• **Required task**
Copy out every line in the entries below that includes "background".

• **Data**
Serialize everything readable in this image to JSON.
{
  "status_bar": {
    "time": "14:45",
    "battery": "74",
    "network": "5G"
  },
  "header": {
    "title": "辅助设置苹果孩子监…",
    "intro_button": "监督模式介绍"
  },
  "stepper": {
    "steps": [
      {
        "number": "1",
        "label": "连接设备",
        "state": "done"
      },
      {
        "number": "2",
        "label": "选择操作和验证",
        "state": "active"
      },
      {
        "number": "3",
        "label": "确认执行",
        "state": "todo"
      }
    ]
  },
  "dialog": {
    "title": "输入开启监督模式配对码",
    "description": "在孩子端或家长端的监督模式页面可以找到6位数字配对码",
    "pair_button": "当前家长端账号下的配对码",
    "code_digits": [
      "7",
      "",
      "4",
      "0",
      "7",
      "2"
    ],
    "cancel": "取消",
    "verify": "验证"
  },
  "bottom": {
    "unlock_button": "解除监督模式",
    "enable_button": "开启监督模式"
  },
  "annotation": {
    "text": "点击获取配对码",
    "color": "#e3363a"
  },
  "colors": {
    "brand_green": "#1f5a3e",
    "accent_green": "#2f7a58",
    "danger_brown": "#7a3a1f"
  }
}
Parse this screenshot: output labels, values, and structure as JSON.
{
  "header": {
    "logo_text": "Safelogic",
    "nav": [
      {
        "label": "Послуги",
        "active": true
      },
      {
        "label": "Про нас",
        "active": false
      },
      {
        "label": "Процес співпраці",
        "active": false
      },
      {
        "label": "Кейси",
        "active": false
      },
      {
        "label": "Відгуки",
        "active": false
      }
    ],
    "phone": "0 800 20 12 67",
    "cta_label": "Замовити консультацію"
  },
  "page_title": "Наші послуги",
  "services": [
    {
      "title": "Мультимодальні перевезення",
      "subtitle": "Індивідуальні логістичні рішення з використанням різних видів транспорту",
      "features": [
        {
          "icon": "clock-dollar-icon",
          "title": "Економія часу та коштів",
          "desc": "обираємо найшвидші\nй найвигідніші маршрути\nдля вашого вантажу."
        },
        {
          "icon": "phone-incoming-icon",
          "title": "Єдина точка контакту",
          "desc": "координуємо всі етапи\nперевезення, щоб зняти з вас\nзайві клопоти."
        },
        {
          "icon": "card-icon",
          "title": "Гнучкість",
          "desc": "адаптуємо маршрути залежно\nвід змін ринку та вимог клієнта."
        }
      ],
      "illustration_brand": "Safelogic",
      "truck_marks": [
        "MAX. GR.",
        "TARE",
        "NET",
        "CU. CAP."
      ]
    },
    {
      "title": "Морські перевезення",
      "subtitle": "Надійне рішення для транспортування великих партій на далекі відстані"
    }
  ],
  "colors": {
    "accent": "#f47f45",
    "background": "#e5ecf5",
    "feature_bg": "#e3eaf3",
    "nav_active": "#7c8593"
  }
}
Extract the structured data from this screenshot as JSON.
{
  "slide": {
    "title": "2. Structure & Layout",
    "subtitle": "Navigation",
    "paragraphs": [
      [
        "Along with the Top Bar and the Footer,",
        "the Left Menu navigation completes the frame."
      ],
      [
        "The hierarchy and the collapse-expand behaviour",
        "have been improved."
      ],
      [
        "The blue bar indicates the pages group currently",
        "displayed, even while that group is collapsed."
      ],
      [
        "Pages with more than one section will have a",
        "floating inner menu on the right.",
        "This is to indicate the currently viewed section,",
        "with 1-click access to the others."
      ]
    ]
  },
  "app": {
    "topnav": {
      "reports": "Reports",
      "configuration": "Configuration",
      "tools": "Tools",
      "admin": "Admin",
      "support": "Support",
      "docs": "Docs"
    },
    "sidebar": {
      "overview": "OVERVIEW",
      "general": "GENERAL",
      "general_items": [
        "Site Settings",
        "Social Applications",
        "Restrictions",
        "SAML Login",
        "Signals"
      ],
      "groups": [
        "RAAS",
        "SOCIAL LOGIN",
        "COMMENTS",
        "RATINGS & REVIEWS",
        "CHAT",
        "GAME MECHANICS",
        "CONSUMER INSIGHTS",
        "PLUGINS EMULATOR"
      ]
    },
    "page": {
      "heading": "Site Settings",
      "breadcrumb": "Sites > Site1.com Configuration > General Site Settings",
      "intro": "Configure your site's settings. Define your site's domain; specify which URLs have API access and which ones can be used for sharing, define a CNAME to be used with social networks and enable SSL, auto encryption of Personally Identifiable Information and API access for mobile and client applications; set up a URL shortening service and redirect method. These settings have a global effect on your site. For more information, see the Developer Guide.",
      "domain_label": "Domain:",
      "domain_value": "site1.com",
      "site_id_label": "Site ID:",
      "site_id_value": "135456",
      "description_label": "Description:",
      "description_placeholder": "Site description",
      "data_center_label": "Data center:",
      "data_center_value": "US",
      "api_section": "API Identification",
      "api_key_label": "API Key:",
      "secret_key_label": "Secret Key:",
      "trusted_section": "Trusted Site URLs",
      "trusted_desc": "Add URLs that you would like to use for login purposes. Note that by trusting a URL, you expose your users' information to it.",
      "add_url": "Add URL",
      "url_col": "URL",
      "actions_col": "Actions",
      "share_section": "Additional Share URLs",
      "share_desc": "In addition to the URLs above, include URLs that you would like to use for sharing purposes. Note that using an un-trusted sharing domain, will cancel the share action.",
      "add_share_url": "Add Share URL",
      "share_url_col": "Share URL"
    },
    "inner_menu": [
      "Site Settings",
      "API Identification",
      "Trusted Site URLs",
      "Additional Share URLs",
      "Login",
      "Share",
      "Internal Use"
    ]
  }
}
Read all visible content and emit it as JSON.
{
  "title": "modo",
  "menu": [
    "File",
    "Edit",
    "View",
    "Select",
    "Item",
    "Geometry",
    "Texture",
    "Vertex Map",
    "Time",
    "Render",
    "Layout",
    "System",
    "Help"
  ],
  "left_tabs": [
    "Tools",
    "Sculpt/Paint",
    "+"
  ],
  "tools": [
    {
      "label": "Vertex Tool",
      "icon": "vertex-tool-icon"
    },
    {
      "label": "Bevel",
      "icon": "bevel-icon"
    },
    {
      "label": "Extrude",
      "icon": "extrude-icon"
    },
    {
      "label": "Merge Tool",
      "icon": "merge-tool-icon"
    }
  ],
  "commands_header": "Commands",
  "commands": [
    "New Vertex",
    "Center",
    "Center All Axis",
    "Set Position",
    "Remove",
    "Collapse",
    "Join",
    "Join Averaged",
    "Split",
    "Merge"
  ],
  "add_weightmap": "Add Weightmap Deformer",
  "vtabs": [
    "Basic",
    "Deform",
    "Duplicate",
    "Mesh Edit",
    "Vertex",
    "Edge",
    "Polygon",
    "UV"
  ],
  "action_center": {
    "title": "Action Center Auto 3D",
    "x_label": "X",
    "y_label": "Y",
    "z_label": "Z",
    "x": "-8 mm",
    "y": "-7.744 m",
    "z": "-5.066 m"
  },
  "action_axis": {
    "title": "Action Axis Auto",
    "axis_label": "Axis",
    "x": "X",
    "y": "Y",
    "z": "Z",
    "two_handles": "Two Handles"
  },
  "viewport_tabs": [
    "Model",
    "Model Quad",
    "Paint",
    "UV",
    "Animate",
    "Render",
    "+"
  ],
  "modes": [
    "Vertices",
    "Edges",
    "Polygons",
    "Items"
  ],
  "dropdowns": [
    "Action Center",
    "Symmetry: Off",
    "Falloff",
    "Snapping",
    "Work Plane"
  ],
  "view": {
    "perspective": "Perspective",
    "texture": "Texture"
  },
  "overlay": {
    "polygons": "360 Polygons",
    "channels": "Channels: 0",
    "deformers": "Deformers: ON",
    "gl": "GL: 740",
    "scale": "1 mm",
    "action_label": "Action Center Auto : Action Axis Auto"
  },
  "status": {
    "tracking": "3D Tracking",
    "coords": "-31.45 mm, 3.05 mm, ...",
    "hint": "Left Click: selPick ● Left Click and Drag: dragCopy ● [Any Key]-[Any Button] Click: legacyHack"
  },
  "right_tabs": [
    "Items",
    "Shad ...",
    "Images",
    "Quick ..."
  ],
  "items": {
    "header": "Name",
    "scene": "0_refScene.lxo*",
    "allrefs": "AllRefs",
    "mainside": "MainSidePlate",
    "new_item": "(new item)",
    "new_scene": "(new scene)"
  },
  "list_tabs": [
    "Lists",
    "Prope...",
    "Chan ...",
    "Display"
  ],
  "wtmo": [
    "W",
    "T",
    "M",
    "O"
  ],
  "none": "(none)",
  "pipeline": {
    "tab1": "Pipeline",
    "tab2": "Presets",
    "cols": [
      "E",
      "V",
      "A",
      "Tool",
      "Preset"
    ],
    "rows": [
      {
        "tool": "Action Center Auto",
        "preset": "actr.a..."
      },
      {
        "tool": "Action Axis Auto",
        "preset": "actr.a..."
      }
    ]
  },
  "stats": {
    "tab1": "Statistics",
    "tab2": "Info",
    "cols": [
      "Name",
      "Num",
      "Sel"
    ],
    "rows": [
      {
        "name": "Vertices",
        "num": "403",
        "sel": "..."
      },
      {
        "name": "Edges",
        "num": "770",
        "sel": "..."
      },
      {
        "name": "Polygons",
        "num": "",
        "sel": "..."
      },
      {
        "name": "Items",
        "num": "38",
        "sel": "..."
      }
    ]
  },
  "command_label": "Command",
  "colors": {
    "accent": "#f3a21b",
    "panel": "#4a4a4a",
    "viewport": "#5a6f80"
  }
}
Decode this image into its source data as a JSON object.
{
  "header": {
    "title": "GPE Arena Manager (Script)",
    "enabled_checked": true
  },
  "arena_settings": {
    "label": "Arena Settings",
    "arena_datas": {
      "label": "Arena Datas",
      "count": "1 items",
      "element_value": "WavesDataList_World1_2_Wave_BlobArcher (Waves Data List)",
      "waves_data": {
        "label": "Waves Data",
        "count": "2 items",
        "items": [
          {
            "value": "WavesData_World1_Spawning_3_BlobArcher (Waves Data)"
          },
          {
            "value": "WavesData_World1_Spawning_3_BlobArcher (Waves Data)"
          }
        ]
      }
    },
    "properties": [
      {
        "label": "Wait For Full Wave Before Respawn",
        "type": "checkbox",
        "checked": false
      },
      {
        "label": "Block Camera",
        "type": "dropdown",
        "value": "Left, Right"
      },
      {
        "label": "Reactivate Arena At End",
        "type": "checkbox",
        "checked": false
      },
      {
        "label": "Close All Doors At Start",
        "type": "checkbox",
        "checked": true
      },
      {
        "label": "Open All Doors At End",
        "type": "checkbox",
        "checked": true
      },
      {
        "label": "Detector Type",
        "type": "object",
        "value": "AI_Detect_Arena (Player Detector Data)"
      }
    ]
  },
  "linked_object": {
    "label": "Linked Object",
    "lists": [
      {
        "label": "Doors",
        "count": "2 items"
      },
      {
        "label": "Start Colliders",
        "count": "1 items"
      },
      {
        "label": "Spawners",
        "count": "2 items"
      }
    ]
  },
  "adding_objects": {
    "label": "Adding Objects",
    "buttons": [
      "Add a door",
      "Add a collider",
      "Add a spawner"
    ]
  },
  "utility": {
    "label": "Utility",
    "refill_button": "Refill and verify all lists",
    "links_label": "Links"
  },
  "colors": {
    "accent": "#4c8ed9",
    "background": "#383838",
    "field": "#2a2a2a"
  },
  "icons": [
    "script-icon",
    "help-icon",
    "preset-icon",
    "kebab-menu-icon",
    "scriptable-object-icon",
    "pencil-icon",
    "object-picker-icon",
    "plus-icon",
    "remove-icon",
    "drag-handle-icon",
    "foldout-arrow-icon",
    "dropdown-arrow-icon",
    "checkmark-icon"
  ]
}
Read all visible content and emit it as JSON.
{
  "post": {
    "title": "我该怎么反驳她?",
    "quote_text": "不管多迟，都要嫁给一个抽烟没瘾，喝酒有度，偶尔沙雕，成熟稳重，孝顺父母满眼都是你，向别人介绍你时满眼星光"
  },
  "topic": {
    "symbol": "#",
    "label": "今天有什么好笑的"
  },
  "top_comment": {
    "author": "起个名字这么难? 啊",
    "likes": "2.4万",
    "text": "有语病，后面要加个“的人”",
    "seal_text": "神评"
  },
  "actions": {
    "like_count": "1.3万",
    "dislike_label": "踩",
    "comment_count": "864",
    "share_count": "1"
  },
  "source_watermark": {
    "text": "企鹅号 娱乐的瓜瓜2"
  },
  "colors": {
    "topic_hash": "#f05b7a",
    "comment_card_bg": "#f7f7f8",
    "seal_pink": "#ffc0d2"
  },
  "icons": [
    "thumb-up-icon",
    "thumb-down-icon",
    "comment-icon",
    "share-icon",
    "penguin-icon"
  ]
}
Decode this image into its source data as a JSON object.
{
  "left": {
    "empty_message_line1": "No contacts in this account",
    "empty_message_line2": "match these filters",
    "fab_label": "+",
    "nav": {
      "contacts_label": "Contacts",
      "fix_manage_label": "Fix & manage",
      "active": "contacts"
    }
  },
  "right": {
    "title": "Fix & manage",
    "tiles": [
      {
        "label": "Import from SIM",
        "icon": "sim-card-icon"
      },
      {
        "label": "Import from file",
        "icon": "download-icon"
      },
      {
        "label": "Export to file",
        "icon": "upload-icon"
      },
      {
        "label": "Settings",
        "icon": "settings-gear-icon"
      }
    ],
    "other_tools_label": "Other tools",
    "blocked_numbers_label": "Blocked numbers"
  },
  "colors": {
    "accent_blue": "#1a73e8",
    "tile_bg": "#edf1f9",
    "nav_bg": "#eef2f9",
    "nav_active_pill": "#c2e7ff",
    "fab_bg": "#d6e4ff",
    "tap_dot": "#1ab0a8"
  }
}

• **Response for this exercise**
    "background": "#e5ecf5",
    "background": "#383838",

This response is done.